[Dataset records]
· · · ·
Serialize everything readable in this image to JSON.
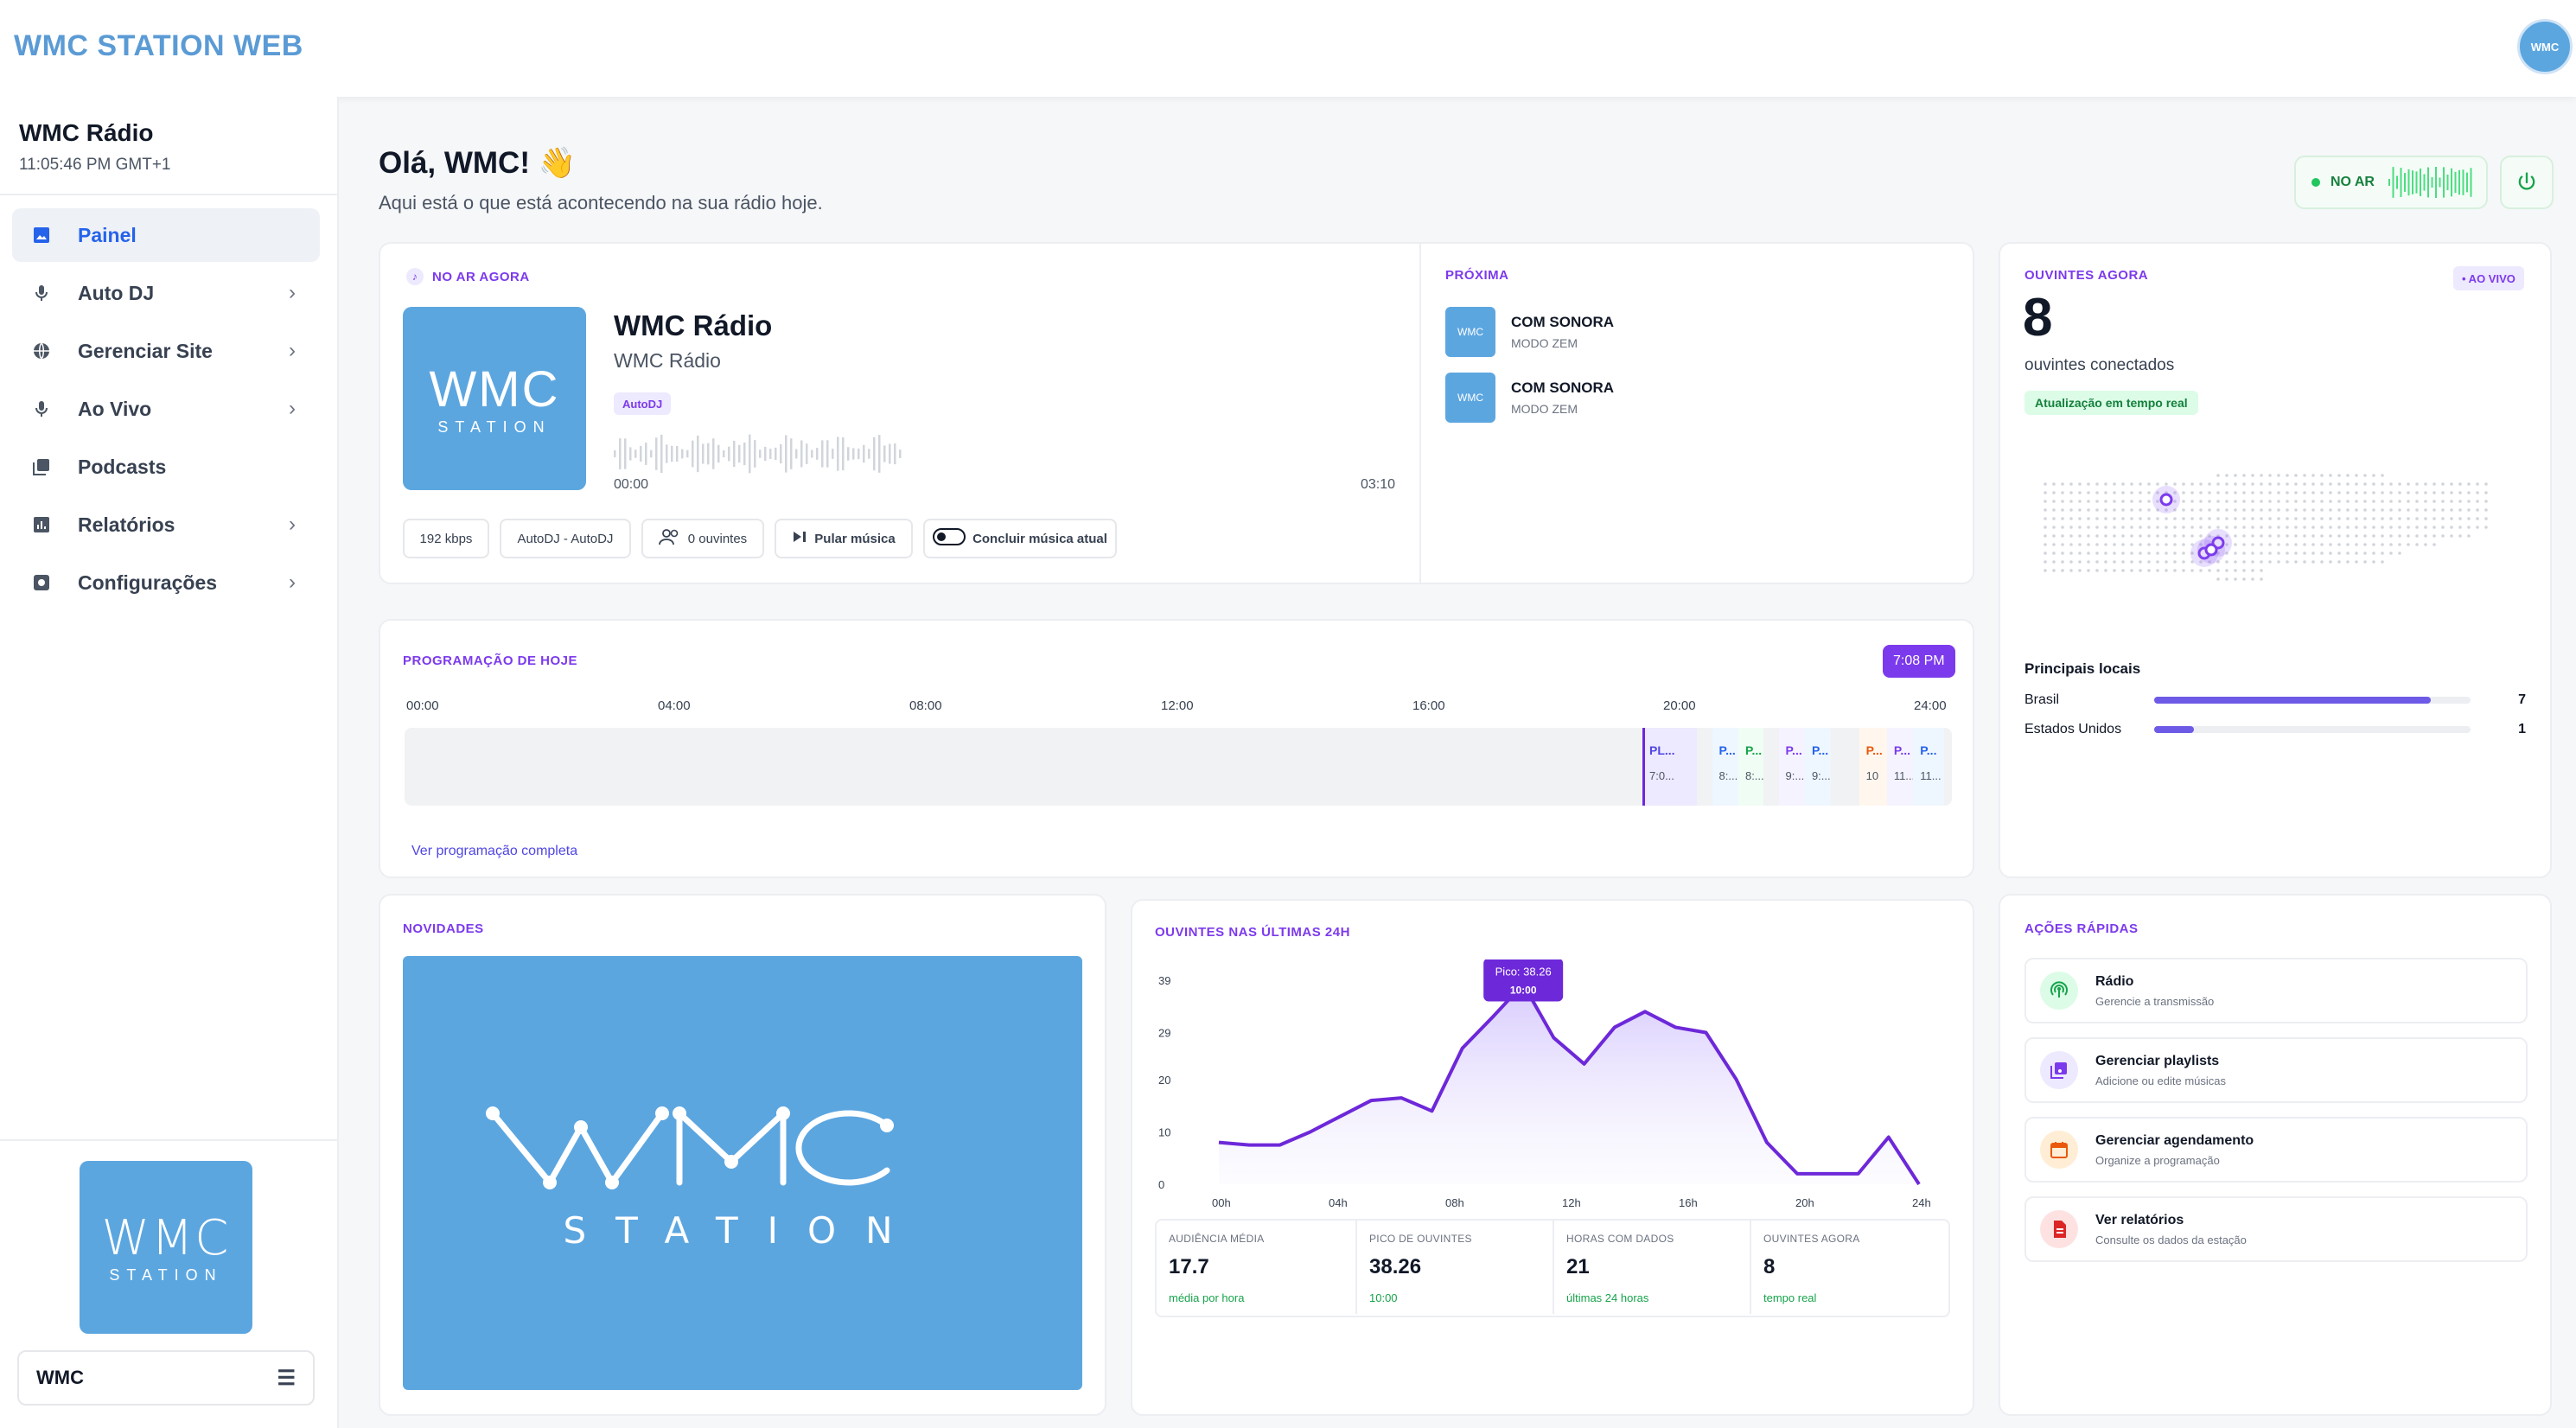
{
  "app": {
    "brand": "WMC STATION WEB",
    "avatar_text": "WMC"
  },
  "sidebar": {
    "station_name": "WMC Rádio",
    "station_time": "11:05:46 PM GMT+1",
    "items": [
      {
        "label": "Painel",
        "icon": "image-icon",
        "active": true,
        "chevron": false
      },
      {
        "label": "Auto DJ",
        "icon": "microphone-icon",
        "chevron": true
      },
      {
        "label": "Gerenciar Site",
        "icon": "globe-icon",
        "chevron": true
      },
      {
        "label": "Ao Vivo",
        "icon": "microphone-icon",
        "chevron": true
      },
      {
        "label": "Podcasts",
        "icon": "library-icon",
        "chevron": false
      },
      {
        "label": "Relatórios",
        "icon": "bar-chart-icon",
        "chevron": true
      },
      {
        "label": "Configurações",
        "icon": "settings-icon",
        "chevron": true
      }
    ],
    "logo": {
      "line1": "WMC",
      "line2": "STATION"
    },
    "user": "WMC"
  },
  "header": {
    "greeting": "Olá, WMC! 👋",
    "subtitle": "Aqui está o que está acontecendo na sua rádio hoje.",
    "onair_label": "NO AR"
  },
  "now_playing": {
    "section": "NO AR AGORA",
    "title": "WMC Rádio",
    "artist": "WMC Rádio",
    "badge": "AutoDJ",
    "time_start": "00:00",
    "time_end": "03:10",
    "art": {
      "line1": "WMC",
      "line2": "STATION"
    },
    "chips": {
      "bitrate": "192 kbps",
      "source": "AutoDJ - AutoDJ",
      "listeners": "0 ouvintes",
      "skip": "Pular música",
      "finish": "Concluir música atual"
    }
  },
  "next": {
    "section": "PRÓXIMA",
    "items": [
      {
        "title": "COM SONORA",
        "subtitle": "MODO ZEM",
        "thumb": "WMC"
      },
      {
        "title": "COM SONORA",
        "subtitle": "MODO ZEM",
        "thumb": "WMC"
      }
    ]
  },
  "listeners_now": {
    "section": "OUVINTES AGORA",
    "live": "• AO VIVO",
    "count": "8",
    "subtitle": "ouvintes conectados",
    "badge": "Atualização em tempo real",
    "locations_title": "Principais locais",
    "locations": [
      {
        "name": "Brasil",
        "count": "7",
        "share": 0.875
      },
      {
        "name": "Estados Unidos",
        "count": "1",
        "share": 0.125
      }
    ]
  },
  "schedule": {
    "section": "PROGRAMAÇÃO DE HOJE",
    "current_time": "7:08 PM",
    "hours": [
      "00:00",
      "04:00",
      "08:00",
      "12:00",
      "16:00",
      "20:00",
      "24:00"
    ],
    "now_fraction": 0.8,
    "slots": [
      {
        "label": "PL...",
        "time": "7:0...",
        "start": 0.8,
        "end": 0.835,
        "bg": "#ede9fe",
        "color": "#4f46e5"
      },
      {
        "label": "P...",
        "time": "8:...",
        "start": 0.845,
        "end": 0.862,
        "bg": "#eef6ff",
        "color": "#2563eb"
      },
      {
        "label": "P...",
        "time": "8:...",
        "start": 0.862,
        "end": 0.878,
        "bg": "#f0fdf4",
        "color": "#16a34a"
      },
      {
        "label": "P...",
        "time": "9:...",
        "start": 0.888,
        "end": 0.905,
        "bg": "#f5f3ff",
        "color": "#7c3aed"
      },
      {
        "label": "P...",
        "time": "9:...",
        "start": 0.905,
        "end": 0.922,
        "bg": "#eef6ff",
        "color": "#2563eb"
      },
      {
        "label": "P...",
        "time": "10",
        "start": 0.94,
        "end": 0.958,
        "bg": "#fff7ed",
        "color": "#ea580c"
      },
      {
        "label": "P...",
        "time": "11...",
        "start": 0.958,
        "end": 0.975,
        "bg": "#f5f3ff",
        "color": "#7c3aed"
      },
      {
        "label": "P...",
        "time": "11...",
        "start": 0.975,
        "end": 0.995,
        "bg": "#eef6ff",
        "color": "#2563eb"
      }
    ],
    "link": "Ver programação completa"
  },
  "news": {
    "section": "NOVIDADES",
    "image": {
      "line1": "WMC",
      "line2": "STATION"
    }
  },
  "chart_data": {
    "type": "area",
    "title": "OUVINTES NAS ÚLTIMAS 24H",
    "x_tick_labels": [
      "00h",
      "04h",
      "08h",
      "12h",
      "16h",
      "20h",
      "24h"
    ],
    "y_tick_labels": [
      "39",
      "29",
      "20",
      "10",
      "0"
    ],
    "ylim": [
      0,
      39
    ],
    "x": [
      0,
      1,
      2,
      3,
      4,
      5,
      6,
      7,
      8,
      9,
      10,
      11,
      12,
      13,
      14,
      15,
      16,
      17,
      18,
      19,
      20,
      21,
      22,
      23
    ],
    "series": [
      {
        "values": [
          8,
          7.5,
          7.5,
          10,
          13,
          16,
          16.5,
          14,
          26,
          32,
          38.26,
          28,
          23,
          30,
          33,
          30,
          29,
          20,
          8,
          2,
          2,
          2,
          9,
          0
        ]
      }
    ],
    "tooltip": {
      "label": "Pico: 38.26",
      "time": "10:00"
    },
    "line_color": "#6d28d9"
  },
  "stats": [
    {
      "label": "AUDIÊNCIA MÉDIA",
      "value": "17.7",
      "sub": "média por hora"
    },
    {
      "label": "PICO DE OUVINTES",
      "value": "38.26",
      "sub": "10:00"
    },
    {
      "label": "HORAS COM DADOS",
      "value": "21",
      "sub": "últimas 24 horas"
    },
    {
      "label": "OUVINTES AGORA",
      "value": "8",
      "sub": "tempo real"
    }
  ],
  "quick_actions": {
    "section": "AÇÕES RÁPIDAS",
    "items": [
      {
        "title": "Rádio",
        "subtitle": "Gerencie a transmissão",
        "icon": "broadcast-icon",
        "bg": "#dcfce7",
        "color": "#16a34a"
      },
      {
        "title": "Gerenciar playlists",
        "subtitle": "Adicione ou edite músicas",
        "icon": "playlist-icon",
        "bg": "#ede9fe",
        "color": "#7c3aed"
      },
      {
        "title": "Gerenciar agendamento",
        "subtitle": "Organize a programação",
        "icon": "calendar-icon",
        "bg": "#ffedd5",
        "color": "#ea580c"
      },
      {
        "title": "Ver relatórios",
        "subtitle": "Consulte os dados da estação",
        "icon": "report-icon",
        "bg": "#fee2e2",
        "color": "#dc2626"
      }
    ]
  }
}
· · · ·
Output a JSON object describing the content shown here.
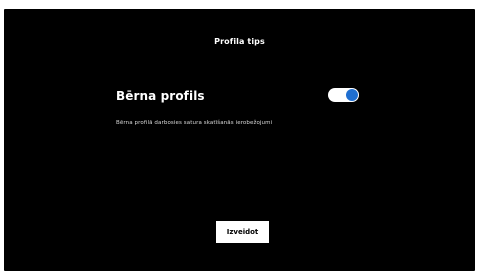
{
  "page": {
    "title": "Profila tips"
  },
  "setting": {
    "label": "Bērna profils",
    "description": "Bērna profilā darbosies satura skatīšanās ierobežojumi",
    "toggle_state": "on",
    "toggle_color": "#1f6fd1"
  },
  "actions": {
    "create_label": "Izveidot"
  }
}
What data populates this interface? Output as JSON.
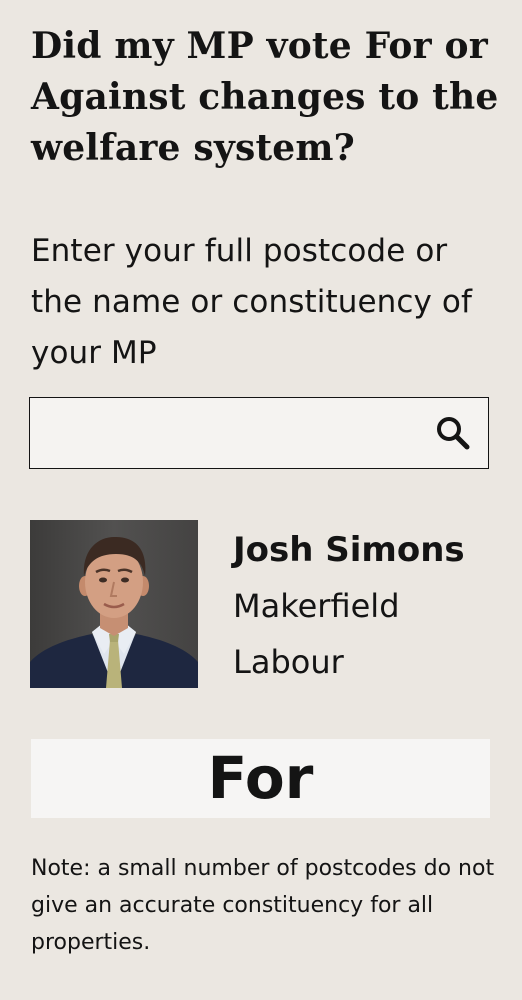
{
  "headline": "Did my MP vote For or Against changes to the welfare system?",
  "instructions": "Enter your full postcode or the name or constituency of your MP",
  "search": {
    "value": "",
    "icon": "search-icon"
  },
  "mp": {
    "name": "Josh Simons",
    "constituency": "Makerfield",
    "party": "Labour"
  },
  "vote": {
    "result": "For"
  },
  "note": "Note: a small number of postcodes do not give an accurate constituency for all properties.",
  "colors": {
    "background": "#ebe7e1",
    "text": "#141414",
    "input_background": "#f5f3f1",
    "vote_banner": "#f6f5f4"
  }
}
· · · ·
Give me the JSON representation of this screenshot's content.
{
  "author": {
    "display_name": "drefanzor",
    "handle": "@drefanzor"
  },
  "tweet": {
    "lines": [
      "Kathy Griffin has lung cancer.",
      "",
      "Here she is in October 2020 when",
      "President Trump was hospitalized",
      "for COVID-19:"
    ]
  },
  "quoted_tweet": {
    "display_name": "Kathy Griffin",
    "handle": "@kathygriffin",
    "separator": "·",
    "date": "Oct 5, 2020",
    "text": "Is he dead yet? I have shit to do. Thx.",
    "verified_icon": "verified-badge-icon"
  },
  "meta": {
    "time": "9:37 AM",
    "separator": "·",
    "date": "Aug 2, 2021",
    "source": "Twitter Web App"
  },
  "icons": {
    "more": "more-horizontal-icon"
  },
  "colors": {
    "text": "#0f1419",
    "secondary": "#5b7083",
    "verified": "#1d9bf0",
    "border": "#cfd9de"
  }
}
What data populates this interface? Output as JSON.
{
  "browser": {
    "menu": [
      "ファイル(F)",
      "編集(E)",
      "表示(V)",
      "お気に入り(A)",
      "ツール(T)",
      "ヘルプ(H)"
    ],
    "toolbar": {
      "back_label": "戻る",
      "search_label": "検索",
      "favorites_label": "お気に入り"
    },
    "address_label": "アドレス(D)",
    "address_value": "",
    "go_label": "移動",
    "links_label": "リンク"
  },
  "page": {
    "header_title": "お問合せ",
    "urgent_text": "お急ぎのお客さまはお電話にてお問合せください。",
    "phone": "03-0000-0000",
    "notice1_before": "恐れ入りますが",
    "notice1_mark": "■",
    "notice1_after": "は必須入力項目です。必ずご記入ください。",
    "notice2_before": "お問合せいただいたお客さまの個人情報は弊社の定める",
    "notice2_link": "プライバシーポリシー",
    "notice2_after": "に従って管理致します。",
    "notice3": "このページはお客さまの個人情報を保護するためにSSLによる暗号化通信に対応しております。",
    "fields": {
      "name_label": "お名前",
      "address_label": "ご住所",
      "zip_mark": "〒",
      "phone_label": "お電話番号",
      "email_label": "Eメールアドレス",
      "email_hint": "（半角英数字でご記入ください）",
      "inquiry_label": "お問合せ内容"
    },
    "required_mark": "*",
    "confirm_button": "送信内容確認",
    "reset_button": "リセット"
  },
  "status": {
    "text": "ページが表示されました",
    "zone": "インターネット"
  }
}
· · · ·
## EXERCISE BRIEF:
Filter the listing for the word "verified" and copy every line that holds it.

## WRITTEN RESPONSE:
    "verified_icon": "verified-badge-icon"
    "verified": "#1d9bf0",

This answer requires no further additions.